Requirement = Copy all of the material word for word, except for the pictures.

— begin Data shown —

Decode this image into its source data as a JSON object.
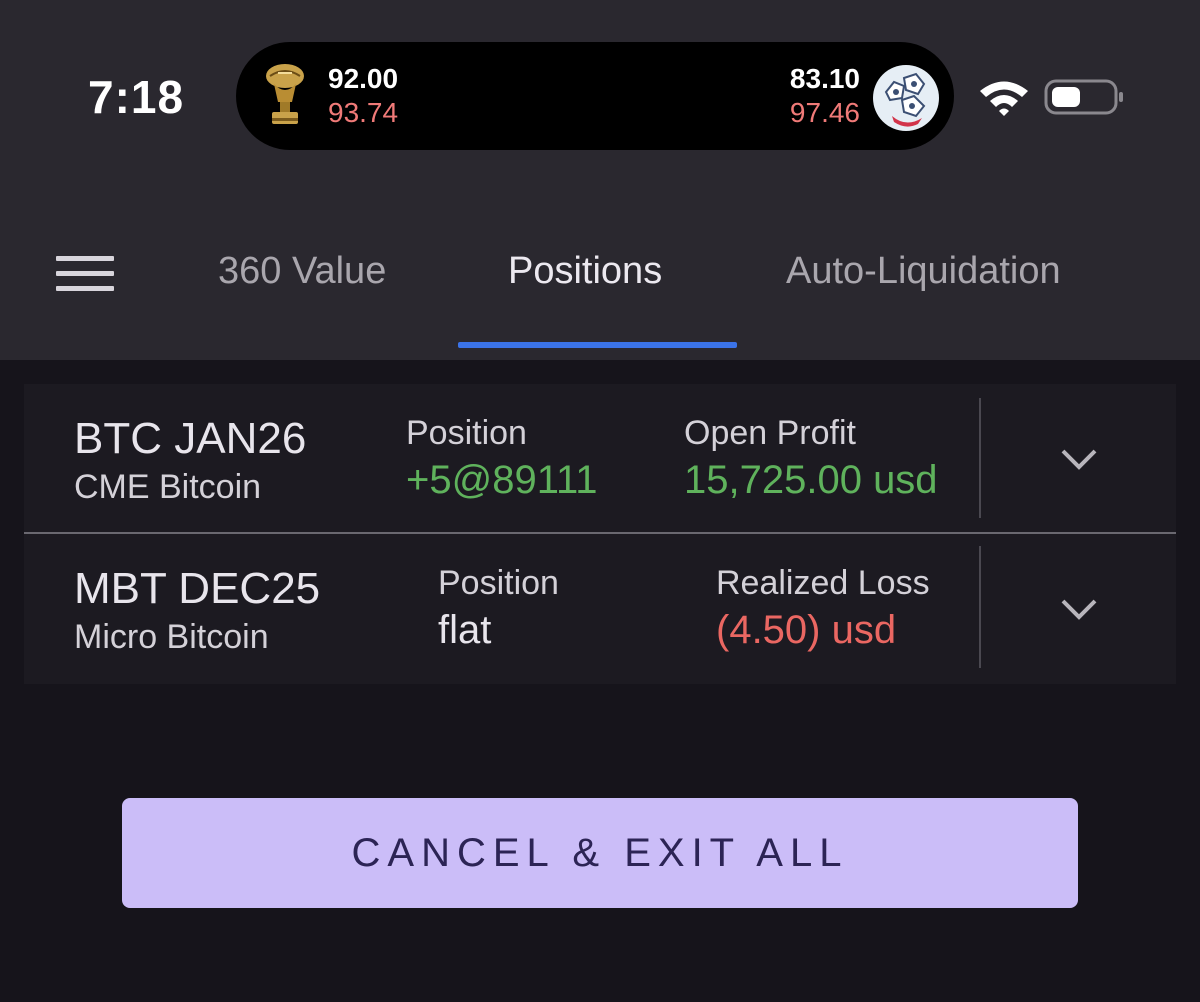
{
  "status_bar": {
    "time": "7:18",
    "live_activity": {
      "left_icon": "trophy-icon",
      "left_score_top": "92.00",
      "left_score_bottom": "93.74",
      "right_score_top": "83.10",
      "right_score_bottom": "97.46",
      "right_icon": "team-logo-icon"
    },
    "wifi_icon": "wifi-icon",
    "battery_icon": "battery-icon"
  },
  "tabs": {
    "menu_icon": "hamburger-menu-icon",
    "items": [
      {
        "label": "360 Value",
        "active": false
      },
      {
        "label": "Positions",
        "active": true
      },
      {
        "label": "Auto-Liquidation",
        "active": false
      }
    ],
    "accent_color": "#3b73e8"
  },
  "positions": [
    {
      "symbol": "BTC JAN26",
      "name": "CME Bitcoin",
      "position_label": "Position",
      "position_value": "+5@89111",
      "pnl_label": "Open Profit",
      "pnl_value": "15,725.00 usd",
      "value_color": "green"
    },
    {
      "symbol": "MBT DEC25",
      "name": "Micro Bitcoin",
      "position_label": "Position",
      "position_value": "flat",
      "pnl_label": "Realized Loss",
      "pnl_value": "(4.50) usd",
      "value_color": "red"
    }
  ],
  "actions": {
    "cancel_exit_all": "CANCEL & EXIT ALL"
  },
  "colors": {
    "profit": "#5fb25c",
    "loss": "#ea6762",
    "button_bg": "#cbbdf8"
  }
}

— end Data shown —

Result for this exercise =
Decode this image into its source data as a JSON object.
{
  "status_bar": {
    "time": "7:18",
    "live_activity": {
      "left_icon": "trophy-icon",
      "left_score_top": "92.00",
      "left_score_bottom": "93.74",
      "right_score_top": "83.10",
      "right_score_bottom": "97.46",
      "right_icon": "team-logo-icon"
    },
    "wifi_icon": "wifi-icon",
    "battery_icon": "battery-icon"
  },
  "tabs": {
    "menu_icon": "hamburger-menu-icon",
    "items": [
      {
        "label": "360 Value",
        "active": false
      },
      {
        "label": "Positions",
        "active": true
      },
      {
        "label": "Auto-Liquidation",
        "active": false
      }
    ],
    "accent_color": "#3b73e8"
  },
  "positions": [
    {
      "symbol": "BTC JAN26",
      "name": "CME Bitcoin",
      "position_label": "Position",
      "position_value": "+5@89111",
      "pnl_label": "Open Profit",
      "pnl_value": "15,725.00 usd",
      "value_color": "green"
    },
    {
      "symbol": "MBT DEC25",
      "name": "Micro Bitcoin",
      "position_label": "Position",
      "position_value": "flat",
      "pnl_label": "Realized Loss",
      "pnl_value": "(4.50) usd",
      "value_color": "red"
    }
  ],
  "actions": {
    "cancel_exit_all": "CANCEL & EXIT ALL"
  },
  "colors": {
    "profit": "#5fb25c",
    "loss": "#ea6762",
    "button_bg": "#cbbdf8"
  }
}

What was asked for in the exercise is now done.